- TASK GOAL
Scan the entries below. List each line with "name".

- RECORDS TO USE
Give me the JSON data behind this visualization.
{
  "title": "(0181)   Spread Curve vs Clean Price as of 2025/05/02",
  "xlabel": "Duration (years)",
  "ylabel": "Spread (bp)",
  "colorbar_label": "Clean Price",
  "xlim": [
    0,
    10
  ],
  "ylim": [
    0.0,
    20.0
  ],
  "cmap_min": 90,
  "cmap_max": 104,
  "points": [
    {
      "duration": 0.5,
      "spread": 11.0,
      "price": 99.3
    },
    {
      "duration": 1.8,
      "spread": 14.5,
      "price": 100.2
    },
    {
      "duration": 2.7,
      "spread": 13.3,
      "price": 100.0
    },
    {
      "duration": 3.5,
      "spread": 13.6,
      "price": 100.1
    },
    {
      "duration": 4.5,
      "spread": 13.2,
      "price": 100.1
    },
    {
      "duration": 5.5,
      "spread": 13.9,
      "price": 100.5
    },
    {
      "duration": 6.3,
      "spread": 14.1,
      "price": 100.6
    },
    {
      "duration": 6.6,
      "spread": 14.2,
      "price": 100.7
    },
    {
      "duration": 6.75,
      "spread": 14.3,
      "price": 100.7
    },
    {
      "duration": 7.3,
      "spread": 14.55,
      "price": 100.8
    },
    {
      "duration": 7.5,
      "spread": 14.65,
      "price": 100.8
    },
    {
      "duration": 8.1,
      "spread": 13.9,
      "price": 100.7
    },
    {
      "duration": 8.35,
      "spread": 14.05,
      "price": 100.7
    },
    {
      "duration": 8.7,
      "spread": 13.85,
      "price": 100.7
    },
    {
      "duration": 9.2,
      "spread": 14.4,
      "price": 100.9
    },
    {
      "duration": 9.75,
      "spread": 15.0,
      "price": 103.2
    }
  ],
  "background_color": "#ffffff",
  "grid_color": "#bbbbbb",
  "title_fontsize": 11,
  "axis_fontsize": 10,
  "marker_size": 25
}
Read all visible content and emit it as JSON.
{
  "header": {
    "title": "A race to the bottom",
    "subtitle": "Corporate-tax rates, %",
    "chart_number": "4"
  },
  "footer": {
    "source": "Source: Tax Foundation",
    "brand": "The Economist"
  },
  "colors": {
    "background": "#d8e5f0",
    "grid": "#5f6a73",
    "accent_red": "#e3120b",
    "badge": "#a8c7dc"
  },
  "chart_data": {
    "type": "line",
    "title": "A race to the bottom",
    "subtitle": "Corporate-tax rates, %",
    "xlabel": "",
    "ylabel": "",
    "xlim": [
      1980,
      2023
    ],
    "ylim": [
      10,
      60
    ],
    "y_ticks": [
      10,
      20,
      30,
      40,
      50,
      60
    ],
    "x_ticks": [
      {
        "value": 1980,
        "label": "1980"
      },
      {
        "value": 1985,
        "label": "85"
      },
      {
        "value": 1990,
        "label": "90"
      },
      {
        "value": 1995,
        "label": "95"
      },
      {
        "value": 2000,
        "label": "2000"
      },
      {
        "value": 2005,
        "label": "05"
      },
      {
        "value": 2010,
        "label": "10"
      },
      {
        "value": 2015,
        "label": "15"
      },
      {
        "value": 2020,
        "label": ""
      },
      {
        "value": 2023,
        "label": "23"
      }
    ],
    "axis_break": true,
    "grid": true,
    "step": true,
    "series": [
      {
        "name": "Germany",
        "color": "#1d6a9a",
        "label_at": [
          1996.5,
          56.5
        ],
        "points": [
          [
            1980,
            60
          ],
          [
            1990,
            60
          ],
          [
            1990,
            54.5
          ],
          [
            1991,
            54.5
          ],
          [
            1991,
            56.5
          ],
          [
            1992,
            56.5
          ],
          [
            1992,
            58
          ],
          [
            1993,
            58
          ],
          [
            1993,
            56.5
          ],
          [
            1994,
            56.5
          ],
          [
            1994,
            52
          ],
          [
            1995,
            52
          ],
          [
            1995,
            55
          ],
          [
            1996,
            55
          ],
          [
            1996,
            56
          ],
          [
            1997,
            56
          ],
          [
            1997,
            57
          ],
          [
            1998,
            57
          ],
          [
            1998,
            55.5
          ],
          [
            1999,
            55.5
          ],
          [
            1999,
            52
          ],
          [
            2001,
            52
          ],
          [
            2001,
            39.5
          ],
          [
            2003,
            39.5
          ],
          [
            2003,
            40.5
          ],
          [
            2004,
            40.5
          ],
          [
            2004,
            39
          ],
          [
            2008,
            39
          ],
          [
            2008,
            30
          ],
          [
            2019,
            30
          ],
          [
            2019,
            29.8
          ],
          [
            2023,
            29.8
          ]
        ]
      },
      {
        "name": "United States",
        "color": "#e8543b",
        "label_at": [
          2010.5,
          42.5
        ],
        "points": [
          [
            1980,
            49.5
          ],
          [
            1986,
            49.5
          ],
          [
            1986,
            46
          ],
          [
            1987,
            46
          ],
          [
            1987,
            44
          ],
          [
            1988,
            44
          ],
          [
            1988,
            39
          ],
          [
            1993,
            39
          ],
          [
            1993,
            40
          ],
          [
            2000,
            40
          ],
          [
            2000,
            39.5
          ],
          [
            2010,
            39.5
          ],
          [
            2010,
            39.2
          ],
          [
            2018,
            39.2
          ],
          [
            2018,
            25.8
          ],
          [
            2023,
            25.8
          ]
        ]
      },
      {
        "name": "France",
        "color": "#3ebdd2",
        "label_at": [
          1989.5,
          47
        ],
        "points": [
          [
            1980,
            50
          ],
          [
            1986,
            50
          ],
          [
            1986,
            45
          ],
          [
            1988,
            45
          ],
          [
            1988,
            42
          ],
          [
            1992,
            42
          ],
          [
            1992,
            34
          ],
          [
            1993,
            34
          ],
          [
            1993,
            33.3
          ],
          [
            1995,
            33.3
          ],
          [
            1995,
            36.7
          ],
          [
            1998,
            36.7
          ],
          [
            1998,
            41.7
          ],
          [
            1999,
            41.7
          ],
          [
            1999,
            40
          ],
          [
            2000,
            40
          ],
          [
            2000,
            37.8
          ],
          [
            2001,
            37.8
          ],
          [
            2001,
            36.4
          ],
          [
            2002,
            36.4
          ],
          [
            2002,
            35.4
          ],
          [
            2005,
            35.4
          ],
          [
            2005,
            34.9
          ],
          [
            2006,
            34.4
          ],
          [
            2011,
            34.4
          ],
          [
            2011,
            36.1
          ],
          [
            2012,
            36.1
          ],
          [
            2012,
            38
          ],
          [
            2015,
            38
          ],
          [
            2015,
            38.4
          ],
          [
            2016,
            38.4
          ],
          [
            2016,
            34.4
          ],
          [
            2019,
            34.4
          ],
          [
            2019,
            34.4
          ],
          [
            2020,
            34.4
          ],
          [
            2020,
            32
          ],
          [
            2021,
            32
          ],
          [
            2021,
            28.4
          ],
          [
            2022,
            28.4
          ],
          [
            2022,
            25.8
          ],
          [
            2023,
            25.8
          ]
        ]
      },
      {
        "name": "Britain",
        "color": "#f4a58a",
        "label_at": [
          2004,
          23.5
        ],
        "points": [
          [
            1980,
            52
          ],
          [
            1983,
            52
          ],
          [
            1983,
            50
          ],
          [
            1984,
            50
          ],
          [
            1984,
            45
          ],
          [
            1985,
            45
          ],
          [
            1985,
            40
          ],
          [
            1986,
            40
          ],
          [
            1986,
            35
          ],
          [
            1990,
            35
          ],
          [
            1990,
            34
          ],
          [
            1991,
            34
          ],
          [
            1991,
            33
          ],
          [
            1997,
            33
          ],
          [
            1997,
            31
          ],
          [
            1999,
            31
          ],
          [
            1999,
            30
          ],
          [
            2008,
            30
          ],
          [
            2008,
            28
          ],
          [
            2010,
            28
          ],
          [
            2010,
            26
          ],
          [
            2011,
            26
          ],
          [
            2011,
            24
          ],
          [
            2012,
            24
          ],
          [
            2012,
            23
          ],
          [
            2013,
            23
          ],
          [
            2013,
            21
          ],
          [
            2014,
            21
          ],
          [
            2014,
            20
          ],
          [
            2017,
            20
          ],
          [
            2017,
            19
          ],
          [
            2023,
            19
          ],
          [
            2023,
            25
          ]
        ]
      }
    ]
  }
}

- WORKED ANSWER
        "name": "Germany",
        "name": "United States",
        "name": "France",
        "name": "Britain",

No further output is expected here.